Directions
Write every line out verbatim and omit the pictures.

--- start of Dataset content ---

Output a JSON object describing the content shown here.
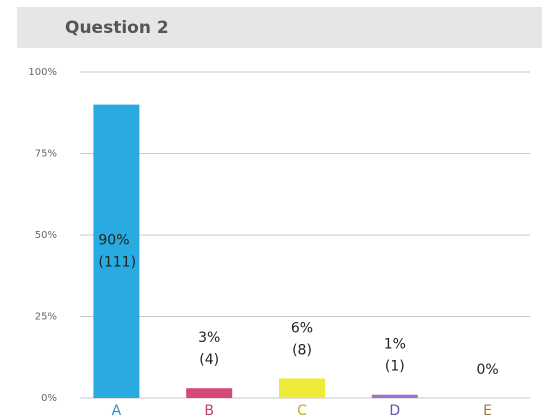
{
  "chart_data": {
    "type": "bar",
    "title": "Question 2",
    "categories": [
      "A",
      "B",
      "C",
      "D",
      "E"
    ],
    "values": [
      90,
      3,
      6,
      1,
      0
    ],
    "value_labels": [
      "90%",
      "3%",
      "6%",
      "1%",
      "0%"
    ],
    "count_labels": [
      "(111)",
      "(4)",
      "(8)",
      "(1)",
      null
    ],
    "colors": [
      "#29abe2",
      "#d4487a",
      "#eeea3a",
      "#9b72cf",
      "#a8844a"
    ],
    "label_colors": [
      "#2a8fc8",
      "#c0406e",
      "#b8b020",
      "#5a5aa8",
      "#a07a40"
    ],
    "ylim": [
      0,
      100
    ],
    "yticks": [
      {
        "value": 0,
        "label": "0%"
      },
      {
        "value": 25,
        "label": "25%"
      },
      {
        "value": 50,
        "label": "50%"
      },
      {
        "value": 75,
        "label": "75%"
      },
      {
        "value": 100,
        "label": "100%"
      }
    ],
    "grid": true
  }
}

--- end of Dataset content ---

Exercise solution
Output a JSON object describing the content shown here.
{
  "chart_data": {
    "type": "bar",
    "title": "Question 2",
    "categories": [
      "A",
      "B",
      "C",
      "D",
      "E"
    ],
    "values": [
      90,
      3,
      6,
      1,
      0
    ],
    "value_labels": [
      "90%",
      "3%",
      "6%",
      "1%",
      "0%"
    ],
    "count_labels": [
      "(111)",
      "(4)",
      "(8)",
      "(1)",
      null
    ],
    "colors": [
      "#29abe2",
      "#d4487a",
      "#eeea3a",
      "#9b72cf",
      "#a8844a"
    ],
    "label_colors": [
      "#2a8fc8",
      "#c0406e",
      "#b8b020",
      "#5a5aa8",
      "#a07a40"
    ],
    "ylim": [
      0,
      100
    ],
    "yticks": [
      {
        "value": 0,
        "label": "0%"
      },
      {
        "value": 25,
        "label": "25%"
      },
      {
        "value": 50,
        "label": "50%"
      },
      {
        "value": 75,
        "label": "75%"
      },
      {
        "value": 100,
        "label": "100%"
      }
    ],
    "grid": true
  }
}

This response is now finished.